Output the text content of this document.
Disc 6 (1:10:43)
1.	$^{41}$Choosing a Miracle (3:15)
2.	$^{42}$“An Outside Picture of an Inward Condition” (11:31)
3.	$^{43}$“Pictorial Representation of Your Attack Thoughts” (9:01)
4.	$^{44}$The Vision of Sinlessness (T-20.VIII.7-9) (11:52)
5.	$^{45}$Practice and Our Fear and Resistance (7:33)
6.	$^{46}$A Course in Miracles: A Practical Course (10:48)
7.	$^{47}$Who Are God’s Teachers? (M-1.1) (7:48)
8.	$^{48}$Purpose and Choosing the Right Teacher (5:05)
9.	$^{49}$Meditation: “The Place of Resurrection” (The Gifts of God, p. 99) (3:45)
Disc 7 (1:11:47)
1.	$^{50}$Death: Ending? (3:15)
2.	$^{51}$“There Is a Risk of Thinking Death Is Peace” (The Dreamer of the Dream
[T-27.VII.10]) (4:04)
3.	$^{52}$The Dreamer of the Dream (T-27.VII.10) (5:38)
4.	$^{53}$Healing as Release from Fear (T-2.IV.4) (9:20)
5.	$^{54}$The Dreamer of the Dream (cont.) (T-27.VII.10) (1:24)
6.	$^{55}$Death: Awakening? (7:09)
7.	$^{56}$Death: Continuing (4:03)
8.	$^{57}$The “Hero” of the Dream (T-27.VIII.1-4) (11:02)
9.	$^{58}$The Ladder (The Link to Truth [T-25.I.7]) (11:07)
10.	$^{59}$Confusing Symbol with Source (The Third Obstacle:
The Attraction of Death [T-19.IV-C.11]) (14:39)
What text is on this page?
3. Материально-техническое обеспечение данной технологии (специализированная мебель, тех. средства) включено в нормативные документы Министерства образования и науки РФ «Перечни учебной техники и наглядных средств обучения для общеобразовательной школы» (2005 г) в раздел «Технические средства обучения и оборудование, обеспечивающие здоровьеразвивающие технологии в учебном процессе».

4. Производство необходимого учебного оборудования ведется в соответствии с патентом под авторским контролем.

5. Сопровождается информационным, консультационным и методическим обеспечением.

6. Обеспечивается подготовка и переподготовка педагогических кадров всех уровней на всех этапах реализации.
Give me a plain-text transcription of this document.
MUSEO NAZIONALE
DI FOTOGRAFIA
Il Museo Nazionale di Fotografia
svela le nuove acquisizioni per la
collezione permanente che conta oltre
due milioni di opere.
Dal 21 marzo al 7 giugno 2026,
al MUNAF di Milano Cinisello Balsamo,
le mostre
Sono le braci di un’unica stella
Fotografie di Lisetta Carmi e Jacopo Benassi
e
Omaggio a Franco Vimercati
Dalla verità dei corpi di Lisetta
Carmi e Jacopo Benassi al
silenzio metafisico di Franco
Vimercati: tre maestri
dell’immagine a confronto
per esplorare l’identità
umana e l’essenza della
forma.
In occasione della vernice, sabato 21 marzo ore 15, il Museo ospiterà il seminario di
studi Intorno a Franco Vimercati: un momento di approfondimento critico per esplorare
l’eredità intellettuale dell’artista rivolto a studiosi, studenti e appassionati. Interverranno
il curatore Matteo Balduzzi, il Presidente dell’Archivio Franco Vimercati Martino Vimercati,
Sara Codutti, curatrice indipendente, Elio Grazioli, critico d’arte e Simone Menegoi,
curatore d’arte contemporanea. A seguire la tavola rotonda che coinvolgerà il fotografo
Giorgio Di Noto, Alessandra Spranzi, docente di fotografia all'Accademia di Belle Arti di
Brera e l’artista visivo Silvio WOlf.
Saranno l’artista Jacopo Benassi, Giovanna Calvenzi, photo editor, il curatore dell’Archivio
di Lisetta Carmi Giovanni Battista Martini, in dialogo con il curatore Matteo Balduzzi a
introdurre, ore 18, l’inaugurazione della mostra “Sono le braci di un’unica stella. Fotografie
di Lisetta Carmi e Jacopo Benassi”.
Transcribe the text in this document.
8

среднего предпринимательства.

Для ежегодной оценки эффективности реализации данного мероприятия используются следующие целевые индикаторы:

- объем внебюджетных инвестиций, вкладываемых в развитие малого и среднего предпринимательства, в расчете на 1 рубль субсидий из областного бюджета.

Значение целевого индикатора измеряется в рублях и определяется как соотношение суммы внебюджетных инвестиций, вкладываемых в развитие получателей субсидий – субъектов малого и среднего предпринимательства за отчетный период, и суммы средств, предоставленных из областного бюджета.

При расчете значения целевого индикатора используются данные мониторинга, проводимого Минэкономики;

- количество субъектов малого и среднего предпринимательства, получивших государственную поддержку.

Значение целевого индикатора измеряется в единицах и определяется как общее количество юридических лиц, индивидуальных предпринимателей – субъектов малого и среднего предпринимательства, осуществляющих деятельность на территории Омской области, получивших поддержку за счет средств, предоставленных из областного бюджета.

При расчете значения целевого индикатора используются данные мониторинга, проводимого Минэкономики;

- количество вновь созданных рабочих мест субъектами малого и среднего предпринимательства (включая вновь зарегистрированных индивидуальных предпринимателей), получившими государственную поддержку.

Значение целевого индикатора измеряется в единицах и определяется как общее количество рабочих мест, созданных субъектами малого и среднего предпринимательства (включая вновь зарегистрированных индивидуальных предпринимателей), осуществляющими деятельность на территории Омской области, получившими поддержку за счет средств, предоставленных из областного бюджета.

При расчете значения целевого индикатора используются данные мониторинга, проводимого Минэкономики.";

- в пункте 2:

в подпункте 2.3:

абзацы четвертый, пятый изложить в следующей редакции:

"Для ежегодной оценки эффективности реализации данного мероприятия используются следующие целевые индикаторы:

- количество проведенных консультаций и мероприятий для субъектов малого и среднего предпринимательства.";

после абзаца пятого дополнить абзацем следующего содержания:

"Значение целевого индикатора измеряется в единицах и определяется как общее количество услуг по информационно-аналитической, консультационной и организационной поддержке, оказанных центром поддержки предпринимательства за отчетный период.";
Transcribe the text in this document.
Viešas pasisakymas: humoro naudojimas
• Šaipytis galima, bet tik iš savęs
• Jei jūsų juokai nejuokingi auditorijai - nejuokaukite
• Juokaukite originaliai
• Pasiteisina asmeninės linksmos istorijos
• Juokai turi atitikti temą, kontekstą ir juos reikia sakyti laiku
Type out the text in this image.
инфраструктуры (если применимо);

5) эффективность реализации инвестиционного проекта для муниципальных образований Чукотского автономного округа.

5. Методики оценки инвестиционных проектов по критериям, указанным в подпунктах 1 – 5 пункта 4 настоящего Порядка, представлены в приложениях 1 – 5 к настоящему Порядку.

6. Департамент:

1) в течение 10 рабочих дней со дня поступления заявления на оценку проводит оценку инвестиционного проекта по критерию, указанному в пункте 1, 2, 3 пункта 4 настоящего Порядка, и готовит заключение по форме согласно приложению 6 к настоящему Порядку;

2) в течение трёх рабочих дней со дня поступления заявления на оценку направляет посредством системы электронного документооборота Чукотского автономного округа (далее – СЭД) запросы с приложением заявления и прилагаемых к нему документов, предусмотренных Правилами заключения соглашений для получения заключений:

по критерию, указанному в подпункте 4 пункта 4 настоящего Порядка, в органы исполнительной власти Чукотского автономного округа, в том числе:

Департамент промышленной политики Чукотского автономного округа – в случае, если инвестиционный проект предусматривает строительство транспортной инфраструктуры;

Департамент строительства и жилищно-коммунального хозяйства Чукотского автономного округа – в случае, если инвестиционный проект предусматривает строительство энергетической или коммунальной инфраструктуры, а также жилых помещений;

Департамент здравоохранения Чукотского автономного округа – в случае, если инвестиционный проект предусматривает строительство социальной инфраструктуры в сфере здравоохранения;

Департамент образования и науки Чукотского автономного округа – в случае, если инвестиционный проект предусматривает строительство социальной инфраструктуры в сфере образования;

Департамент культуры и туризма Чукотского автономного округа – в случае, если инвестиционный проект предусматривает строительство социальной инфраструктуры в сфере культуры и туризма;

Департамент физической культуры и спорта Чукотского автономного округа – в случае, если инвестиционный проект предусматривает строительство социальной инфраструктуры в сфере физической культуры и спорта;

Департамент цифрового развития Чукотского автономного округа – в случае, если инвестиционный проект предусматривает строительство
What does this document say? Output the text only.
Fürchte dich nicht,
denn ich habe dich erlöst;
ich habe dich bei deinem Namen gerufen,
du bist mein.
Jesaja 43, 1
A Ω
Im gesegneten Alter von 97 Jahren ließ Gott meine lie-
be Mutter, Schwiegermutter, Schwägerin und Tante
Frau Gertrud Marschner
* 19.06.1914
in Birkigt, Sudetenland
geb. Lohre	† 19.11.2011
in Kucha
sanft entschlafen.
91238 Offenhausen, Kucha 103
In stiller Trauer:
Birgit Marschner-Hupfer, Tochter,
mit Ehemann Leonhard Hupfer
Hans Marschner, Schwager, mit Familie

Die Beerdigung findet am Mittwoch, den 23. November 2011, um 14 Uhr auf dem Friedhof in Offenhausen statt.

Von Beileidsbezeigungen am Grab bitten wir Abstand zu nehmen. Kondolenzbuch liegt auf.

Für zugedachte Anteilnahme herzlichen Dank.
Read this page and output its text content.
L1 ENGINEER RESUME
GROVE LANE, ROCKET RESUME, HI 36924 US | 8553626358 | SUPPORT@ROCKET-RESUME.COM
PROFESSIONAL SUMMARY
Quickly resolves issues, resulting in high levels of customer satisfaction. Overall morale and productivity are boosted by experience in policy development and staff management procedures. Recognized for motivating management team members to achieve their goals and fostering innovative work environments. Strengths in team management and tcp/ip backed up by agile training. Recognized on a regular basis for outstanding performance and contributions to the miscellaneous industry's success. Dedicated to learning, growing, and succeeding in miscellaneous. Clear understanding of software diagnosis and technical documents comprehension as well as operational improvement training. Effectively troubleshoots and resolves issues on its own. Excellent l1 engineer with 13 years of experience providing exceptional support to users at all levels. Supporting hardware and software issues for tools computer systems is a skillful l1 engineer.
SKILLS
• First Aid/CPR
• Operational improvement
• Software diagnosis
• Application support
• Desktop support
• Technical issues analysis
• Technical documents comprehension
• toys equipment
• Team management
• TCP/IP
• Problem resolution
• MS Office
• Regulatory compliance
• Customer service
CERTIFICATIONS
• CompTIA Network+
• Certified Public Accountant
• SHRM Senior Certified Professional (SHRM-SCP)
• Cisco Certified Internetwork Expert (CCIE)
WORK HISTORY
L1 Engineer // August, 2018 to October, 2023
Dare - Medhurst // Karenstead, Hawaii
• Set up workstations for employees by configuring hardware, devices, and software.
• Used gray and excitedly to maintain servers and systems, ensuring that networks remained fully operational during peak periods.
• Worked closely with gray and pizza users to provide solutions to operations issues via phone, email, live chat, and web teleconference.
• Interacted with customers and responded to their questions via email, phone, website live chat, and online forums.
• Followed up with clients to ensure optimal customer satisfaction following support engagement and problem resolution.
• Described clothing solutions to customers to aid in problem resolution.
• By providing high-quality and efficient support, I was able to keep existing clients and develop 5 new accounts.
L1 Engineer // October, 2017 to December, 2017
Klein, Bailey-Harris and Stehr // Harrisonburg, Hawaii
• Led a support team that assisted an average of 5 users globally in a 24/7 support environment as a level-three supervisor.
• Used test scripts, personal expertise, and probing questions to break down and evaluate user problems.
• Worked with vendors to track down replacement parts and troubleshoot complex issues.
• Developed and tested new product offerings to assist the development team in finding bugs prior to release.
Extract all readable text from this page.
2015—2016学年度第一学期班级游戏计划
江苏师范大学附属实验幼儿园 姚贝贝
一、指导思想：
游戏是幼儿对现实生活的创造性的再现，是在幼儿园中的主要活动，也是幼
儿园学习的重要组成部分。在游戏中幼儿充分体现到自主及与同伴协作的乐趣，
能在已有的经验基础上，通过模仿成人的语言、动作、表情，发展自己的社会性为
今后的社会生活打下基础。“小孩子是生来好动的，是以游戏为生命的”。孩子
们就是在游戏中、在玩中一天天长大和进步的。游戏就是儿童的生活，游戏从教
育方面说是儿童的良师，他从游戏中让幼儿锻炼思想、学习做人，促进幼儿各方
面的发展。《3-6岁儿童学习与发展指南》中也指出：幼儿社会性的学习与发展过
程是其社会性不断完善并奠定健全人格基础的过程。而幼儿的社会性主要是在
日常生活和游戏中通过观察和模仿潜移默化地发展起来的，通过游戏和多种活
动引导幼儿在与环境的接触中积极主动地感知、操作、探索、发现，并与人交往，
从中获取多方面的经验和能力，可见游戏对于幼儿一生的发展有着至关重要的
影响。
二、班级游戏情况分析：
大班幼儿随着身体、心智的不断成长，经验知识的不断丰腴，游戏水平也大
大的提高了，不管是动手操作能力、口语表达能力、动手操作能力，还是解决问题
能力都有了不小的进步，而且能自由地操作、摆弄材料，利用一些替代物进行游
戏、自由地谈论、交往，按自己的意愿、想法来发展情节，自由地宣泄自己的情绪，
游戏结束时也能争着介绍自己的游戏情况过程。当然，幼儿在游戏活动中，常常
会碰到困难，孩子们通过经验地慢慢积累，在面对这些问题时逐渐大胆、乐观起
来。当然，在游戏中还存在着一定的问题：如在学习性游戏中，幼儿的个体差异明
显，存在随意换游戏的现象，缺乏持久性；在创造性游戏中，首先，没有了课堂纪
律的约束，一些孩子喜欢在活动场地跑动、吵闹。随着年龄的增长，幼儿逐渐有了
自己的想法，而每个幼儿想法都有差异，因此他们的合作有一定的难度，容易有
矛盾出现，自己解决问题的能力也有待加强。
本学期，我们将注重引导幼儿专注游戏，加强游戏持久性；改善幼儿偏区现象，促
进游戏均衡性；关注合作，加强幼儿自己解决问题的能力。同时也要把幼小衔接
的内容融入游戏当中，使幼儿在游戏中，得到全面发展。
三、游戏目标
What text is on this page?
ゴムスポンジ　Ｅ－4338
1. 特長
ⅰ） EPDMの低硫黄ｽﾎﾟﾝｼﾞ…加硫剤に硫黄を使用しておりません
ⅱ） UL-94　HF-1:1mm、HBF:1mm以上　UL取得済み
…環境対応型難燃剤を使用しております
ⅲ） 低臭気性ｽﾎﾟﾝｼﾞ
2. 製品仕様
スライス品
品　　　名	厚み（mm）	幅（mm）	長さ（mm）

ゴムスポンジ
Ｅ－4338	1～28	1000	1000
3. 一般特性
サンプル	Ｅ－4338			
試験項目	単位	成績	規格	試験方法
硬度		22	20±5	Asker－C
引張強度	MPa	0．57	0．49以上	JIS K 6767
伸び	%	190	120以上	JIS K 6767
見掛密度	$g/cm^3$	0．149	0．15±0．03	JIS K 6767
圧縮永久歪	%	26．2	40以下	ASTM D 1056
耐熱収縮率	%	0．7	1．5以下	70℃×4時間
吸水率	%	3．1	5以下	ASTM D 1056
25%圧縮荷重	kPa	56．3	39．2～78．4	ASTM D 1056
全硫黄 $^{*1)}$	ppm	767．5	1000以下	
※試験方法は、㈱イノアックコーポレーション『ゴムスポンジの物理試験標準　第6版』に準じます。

§

*Short problem*
Tell how many lines contain the word "stella", using only the number.

*Response*
2